Description of the task :: The listing below is to be output in its exact form.

Given data ::
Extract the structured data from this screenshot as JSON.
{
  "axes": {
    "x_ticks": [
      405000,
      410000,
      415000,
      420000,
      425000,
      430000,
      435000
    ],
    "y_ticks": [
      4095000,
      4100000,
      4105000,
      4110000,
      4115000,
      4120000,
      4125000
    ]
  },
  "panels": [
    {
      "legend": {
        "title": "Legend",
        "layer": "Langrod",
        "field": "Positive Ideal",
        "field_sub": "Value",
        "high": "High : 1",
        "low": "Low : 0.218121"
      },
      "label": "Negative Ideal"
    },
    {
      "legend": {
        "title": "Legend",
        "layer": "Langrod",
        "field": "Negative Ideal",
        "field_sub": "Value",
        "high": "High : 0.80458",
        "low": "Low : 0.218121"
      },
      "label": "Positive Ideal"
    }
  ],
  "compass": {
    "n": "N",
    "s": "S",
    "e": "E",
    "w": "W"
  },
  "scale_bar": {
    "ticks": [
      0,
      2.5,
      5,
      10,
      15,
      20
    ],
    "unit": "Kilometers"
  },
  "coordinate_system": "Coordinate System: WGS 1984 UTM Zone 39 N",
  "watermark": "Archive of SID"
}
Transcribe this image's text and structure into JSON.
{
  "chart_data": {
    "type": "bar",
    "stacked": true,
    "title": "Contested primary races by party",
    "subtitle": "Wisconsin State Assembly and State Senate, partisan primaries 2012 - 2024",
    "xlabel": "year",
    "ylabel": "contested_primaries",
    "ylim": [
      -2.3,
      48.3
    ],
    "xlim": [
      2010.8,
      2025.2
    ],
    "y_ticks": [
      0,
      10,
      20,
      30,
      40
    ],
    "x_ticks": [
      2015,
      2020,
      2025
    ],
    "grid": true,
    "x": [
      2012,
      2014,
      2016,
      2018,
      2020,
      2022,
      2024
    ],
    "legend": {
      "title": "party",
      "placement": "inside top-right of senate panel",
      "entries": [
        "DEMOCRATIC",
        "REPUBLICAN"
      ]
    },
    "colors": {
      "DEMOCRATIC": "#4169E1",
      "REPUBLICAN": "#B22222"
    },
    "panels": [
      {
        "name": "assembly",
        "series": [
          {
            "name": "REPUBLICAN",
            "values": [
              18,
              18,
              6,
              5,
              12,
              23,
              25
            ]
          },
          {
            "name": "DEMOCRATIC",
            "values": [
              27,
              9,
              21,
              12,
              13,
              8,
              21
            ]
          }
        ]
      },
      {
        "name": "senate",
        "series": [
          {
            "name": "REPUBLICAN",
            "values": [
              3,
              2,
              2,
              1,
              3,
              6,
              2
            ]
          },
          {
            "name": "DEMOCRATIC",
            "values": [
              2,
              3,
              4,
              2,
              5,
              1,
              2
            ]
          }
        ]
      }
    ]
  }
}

Exercise response ::
Extract the structured data from this screenshot as JSON.
{
  "axes": {
    "x_ticks": [
      405000,
      410000,
      415000,
      420000,
      425000,
      430000,
      435000
    ],
    "y_ticks": [
      4095000,
      4100000,
      4105000,
      4110000,
      4115000,
      4120000,
      4125000
    ]
  },
  "panels": [
    {
      "legend": {
        "title": "Legend",
        "layer": "Langrod",
        "field": "Positive Ideal",
        "field_sub": "Value",
        "high": "High : 1",
        "low": "Low : 0.218121"
      },
      "label": "Negative Ideal"
    },
    {
      "legend": {
        "title": "Legend",
        "layer": "Langrod",
        "field": "Negative Ideal",
        "field_sub": "Value",
        "high": "High : 0.80458",
        "low": "Low : 0.218121"
      },
      "label": "Positive Ideal"
    }
  ],
  "compass": {
    "n": "N",
    "s": "S",
    "e": "E",
    "w": "W"
  },
  "scale_bar": {
    "ticks": [
      0,
      2.5,
      5,
      10,
      15,
      20
    ],
    "unit": "Kilometers"
  },
  "coordinate_system": "Coordinate System: WGS 1984 UTM Zone 39 N",
  "watermark": "Archive of SID"
}
Transcribe this image's text and structure into JSON.
{
  "chart_data": {
    "type": "bar",
    "stacked": true,
    "title": "Contested primary races by party",
    "subtitle": "Wisconsin State Assembly and State Senate, partisan primaries 2012 - 2024",
    "xlabel": "year",
    "ylabel": "contested_primaries",
    "ylim": [
      -2.3,
      48.3
    ],
    "xlim": [
      2010.8,
      2025.2
    ],
    "y_ticks": [
      0,
      10,
      20,
      30,
      40
    ],
    "x_ticks": [
      2015,
      2020,
      2025
    ],
    "grid": true,
    "x": [
      2012,
      2014,
      2016,
      2018,
      2020,
      2022,
      2024
    ],
    "legend": {
      "title": "party",
      "placement": "inside top-right of senate panel",
      "entries": [
        "DEMOCRATIC",
        "REPUBLICAN"
      ]
    },
    "colors": {
      "DEMOCRATIC": "#4169E1",
      "REPUBLICAN": "#B22222"
    },
    "panels": [
      {
        "name": "assembly",
        "series": [
          {
            "name": "REPUBLICAN",
            "values": [
              18,
              18,
              6,
              5,
              12,
              23,
              25
            ]
          },
          {
            "name": "DEMOCRATIC",
            "values": [
              27,
              9,
              21,
              12,
              13,
              8,
              21
            ]
          }
        ]
      },
      {
        "name": "senate",
        "series": [
          {
            "name": "REPUBLICAN",
            "values": [
              3,
              2,
              2,
              1,
              3,
              6,
              2
            ]
          },
          {
            "name": "DEMOCRATIC",
            "values": [
              2,
              3,
              4,
              2,
              5,
              1,
              2
            ]
          }
        ]
      }
    ]
  }
}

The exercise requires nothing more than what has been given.